- **SHORT EXERCISE**:
Copy each line exactly.

## BEGIN

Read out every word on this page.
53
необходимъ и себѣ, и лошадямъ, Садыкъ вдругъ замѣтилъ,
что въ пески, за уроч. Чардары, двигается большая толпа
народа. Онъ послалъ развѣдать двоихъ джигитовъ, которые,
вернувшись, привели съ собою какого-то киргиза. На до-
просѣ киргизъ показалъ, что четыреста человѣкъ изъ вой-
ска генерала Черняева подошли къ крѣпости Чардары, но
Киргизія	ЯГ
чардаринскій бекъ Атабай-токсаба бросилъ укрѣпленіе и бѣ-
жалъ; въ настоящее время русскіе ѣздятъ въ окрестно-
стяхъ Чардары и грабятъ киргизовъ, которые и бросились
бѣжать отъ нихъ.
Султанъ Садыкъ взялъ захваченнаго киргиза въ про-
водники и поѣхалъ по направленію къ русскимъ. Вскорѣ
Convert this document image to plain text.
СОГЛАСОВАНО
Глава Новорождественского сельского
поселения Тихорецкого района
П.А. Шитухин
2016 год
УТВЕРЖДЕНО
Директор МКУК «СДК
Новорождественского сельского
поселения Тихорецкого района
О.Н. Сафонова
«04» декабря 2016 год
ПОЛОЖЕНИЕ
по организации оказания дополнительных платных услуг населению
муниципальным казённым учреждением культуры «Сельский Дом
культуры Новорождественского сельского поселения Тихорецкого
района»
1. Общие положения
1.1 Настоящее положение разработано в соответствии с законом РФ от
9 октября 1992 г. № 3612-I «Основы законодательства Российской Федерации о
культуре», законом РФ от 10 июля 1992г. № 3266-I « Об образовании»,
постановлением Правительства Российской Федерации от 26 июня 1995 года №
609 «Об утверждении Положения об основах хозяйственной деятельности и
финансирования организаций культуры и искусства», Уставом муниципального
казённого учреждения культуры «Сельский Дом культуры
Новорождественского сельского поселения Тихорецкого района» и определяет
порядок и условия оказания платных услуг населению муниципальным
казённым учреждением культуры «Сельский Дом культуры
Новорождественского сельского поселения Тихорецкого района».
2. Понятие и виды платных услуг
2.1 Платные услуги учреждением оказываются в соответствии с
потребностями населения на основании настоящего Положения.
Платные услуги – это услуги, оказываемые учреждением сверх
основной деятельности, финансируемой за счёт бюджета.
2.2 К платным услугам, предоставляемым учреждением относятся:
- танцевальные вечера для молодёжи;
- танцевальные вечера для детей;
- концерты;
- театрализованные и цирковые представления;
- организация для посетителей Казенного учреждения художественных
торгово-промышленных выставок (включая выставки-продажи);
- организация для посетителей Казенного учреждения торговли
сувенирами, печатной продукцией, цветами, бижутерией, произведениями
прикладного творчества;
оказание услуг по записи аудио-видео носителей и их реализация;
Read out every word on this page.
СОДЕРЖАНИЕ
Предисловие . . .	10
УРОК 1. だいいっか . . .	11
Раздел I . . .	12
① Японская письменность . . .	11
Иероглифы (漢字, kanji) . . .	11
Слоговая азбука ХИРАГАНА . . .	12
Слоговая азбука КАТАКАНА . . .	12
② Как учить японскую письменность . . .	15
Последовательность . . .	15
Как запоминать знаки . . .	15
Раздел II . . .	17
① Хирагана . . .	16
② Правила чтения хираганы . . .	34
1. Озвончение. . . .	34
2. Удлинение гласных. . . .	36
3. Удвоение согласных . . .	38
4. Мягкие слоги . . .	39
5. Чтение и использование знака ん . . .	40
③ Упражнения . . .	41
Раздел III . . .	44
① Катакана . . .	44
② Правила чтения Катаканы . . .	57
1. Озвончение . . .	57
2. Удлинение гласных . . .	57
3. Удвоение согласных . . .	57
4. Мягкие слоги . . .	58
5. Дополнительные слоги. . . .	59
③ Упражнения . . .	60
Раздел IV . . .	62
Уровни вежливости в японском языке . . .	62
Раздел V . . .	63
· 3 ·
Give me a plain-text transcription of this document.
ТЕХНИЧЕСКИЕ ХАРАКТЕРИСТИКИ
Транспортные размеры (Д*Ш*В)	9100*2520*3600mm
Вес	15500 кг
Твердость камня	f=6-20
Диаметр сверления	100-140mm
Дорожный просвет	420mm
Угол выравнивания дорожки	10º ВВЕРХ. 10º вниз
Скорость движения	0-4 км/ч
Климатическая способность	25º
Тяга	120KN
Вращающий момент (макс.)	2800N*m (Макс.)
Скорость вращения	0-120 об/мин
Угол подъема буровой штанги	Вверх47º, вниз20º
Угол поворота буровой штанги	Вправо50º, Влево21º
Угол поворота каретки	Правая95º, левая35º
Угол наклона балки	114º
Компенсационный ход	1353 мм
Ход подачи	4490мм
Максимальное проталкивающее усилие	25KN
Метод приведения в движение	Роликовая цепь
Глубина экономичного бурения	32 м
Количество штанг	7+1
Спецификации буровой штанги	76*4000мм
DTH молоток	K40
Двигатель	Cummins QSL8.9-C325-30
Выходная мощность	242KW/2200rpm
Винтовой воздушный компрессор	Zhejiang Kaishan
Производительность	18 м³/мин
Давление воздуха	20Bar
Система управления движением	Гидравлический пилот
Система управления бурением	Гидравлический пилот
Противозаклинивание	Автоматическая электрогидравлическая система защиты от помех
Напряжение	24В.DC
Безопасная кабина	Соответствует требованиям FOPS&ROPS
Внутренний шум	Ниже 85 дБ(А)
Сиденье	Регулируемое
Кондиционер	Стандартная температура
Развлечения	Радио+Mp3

## END

- **TASK RESULT**:
Read out every word on this page.
53
необходимъ и себѣ, и лошадямъ, Садыкъ вдругъ замѣтилъ,
что въ пески, за уроч. Чардары, двигается большая толпа
народа. Онъ послалъ развѣдать двоихъ джигитовъ, которые,
вернувшись, привели съ собою какого-то киргиза. На до-
просѣ киргизъ показалъ, что четыреста человѣкъ изъ вой-
ска генерала Черняева подошли къ крѣпости Чардары, но
Киргизія	ЯГ
чардаринскій бекъ Атабай-токсаба бросилъ укрѣпленіе и бѣ-
жалъ; въ настоящее время русскіе ѣздятъ въ окрестно-
стяхъ Чардары и грабятъ киргизовъ, которые и бросились
бѣжать отъ нихъ.
Султанъ Садыкъ взялъ захваченнаго киргиза въ про-
водники и поѣхалъ по направленію къ русскимъ. Вскорѣ
Convert this document image to plain text.
СОГЛАСОВАНО
Глава Новорождественского сельского
поселения Тихорецкого района
П.А. Шитухин
2016 год
УТВЕРЖДЕНО
Директор МКУК «СДК
Новорождественского сельского
поселения Тихорецкого района
О.Н. Сафонова
«04» декабря 2016 год
ПОЛОЖЕНИЕ
по организации оказания дополнительных платных услуг населению
муниципальным казённым учреждением культуры «Сельский Дом
культуры Новорождественского сельского поселения Тихорецкого
района»
1. Общие положения
1.1 Настоящее положение разработано в соответствии с законом РФ от
9 октября 1992 г. № 3612-I «Основы законодательства Российской Федерации о
культуре», законом РФ от 10 июля 1992г. № 3266-I « Об образовании»,
постановлением Правительства Российской Федерации от 26 июня 1995 года №
609 «Об утверждении Положения об основах хозяйственной деятельности и
финансирования организаций культуры и искусства», Уставом муниципального
казённого учреждения культуры «Сельский Дом культуры
Новорождественского сельского поселения Тихорецкого района» и определяет
порядок и условия оказания платных услуг населению муниципальным
казённым учреждением культуры «Сельский Дом культуры
Новорождественского сельского поселения Тихорецкого района».
2. Понятие и виды платных услуг
2.1 Платные услуги учреждением оказываются в соответствии с
потребностями населения на основании настоящего Положения.
Платные услуги – это услуги, оказываемые учреждением сверх
основной деятельности, финансируемой за счёт бюджета.
2.2 К платным услугам, предоставляемым учреждением относятся:
- танцевальные вечера для молодёжи;
- танцевальные вечера для детей;
- концерты;
- театрализованные и цирковые представления;
- организация для посетителей Казенного учреждения художественных
торгово-промышленных выставок (включая выставки-продажи);
- организация для посетителей Казенного учреждения торговли
сувенирами, печатной продукцией, цветами, бижутерией, произведениями
прикладного творчества;
оказание услуг по записи аудио-видео носителей и их реализация;
Read out every word on this page.
СОДЕРЖАНИЕ
Предисловие . . .	10
УРОК 1. だいいっか . . .	11
Раздел I . . .	12
① Японская письменность . . .	11
Иероглифы (漢字, kanji) . . .	11
Слоговая азбука ХИРАГАНА . . .	12
Слоговая азбука КАТАКАНА . . .	12
② Как учить японскую письменность . . .	15
Последовательность . . .	15
Как запоминать знаки . . .	15
Раздел II . . .	17
① Хирагана . . .	16
② Правила чтения хираганы . . .	34
1. Озвончение. . . .	34
2. Удлинение гласных. . . .	36
3. Удвоение согласных . . .	38
4. Мягкие слоги . . .	39
5. Чтение и использование знака ん . . .	40
③ Упражнения . . .	41
Раздел III . . .	44
① Катакана . . .	44
② Правила чтения Катаканы . . .	57
1. Озвончение . . .	57
2. Удлинение гласных . . .	57
3. Удвоение согласных . . .	57
4. Мягкие слоги . . .	58
5. Дополнительные слоги. . . .	59
③ Упражнения . . .	60
Раздел IV . . .	62
Уровни вежливости в японском языке . . .	62
Раздел V . . .	63
· 3 ·
Give me a plain-text transcription of this document.
ТЕХНИЧЕСКИЕ ХАРАКТЕРИСТИКИ
Транспортные размеры (Д*Ш*В)	9100*2520*3600mm
Вес	15500 кг
Твердость камня	f=6-20
Диаметр сверления	100-140mm
Дорожный просвет	420mm
Угол выравнивания дорожки	10º ВВЕРХ. 10º вниз
Скорость движения	0-4 км/ч
Климатическая способность	25º
Тяга	120KN
Вращающий момент (макс.)	2800N*m (Макс.)
Скорость вращения	0-120 об/мин
Угол подъема буровой штанги	Вверх47º, вниз20º
Угол поворота буровой штанги	Вправо50º, Влево21º
Угол поворота каретки	Правая95º, левая35º
Угол наклона балки	114º
Компенсационный ход	1353 мм
Ход подачи	4490мм
Максимальное проталкивающее усилие	25KN
Метод приведения в движение	Роликовая цепь
Глубина экономичного бурения	32 м
Количество штанг	7+1
Спецификации буровой штанги	76*4000мм
DTH молоток	K40
Двигатель	Cummins QSL8.9-C325-30
Выходная мощность	242KW/2200rpm
Винтовой воздушный компрессор	Zhejiang Kaishan
Производительность	18 м³/мин
Давление воздуха	20Bar
Система управления движением	Гидравлический пилот
Система управления бурением	Гидравлический пилот
Противозаклинивание	Автоматическая электрогидравлическая система защиты от помех
Напряжение	24В.DC
Безопасная кабина	Соответствует требованиям FOPS&ROPS
Внутренний шум	Ниже 85 дБ(А)
Сиденье	Регулируемое
Кондиционер	Стандартная температура
Развлечения	Радио+Mp3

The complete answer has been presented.